Dataset content —

Begin

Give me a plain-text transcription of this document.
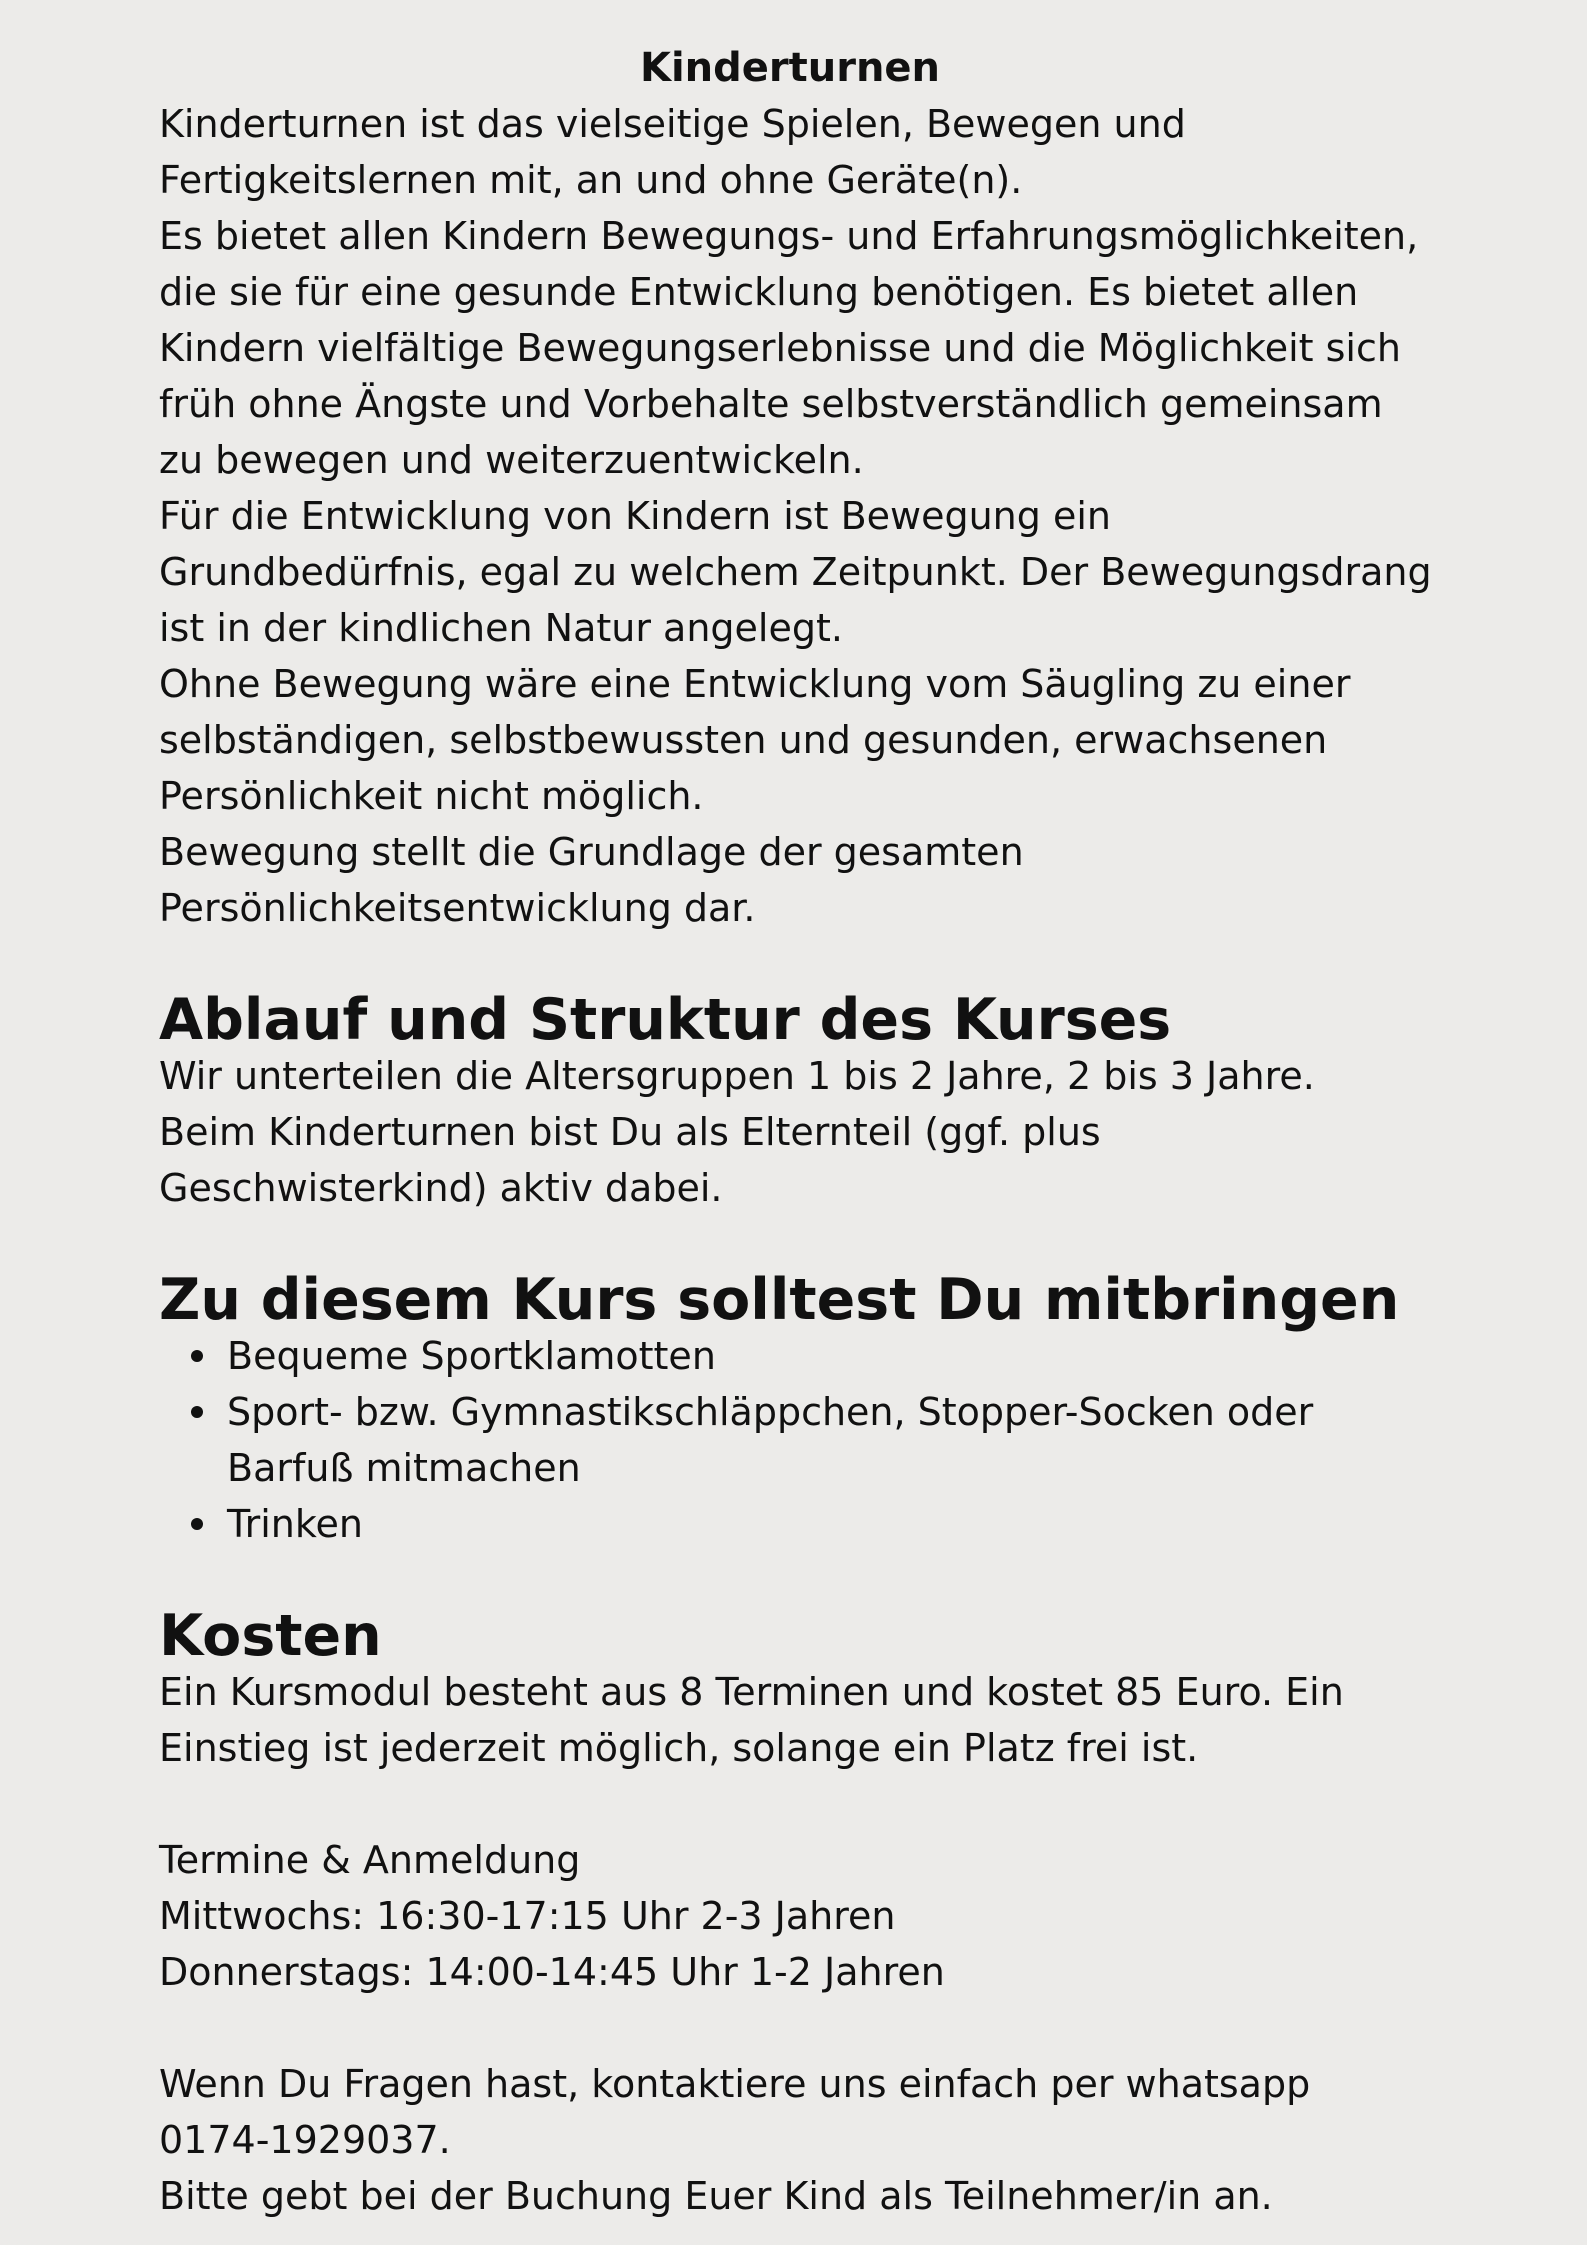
Kinderturnen

Kinderturnen ist das vielseitige Spielen, Bewegen und

Fertigkeitslernen mit, an und ohne Geräte(n).

Es bietet allen Kindern Bewegungs- und Erfahrungsmöglichkeiten,

die sie für eine gesunde Entwicklung benötigen. Es bietet allen

Kindern vielfältige Bewegungserlebnisse und die Möglichkeit sich

früh ohne Ängste und Vorbehalte selbstverständlich gemeinsam

zu bewegen und weiterzuentwickeln.

Für die Entwicklung von Kindern ist Bewegung ein

Grundbedürfnis, egal zu welchem Zeitpunkt. Der Bewegungsdrang

ist in der kindlichen Natur angelegt.

Ohne Bewegung wäre eine Entwicklung vom Säugling zu einer

selbständigen, selbstbewussten und gesunden, erwachsenen

Persönlichkeit nicht möglich.

Bewegung stellt die Grundlage der gesamten

Persönlichkeitsentwicklung dar.

Ablauf und Struktur des Kurses

Wir unterteilen die Altersgruppen 1 bis 2 Jahre, 2 bis 3 Jahre.

Beim Kinderturnen bist Du als Elternteil (ggf. plus

Geschwisterkind) aktiv dabei.

Zu diesem Kurs solltest Du mitbringen

Bequeme Sportklamotten

Sport- bzw. Gymnastikschläppchen, Stopper-Socken oder

Barfuß mitmachen

Trinken

Kosten

Ein Kursmodul besteht aus 8 Terminen und kostet 85 Euro. Ein

Einstieg ist jederzeit möglich, solange ein Platz frei ist.

Termine & Anmeldung

Mittwochs: 16:30-17:15 Uhr 2-3 Jahren

Donnerstags: 14:00-14:45 Uhr 1-2 Jahren

Wenn Du Fragen hast, kontaktiere uns einfach per whatsapp

0174-1929037.

Bitte gebt bei der Buchung Euer Kind als Teilnehmer/in an.
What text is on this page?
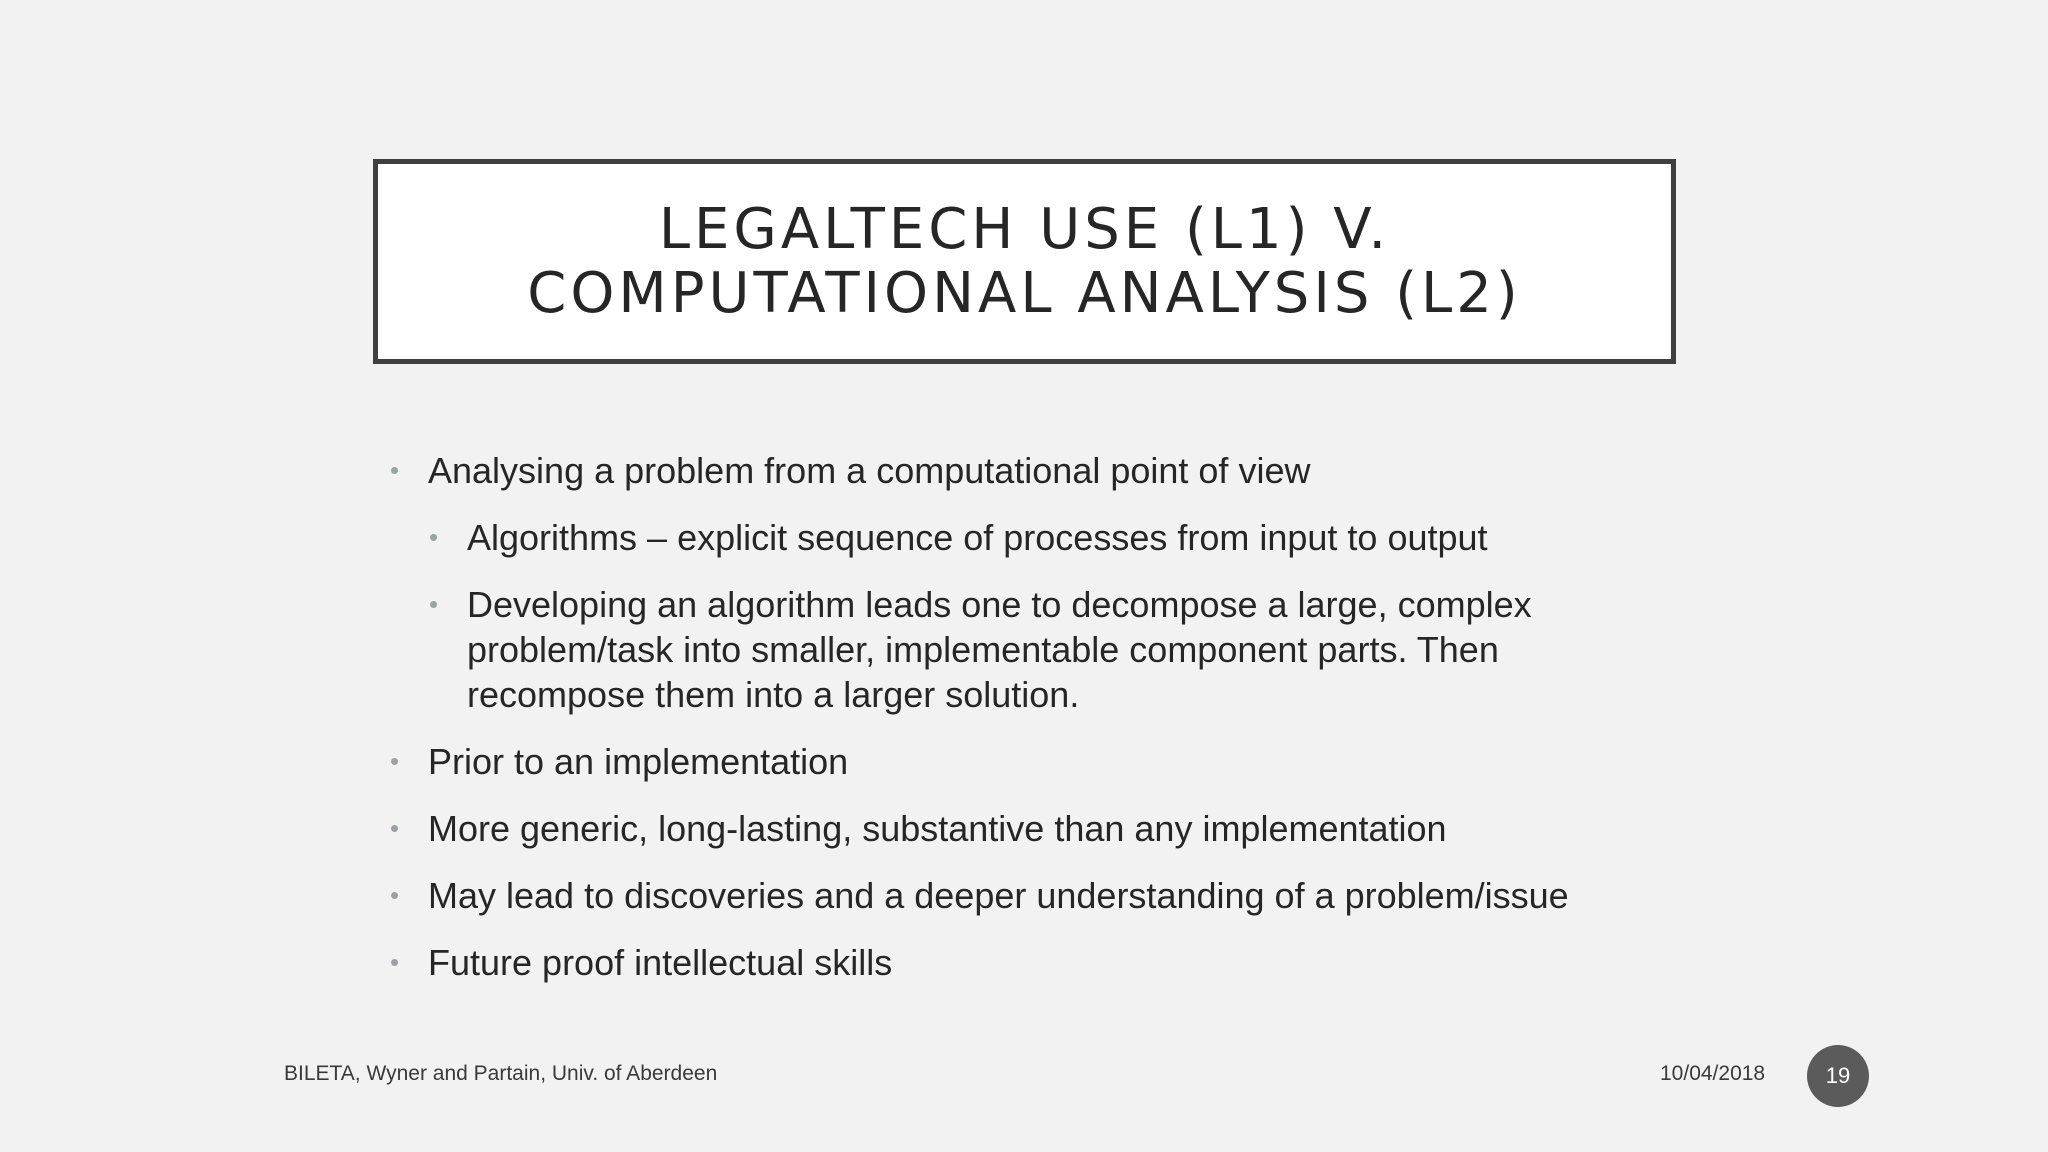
LEGALTECH USE (L1) V.
COMPUTATIONAL ANALYSIS (L2)
• Analysing a problem from a computational point of view
• Algorithms – explicit sequence of processes from input to output
• Developing an algorithm leads one to decompose a large, complex problem/task into smaller, implementable component parts. Then recompose them into a larger solution.
• Prior to an implementation
• More generic, long-lasting, substantive than any implementation
• May lead to discoveries and a deeper understanding of a problem/issue
• Future proof intellectual skills
BILETA, Wyner and Partain, Univ. of Aberdeen	10/04/2018	19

End

Each line of the material above either contains the word "problem" or does not; state how many do, and nothing else.

3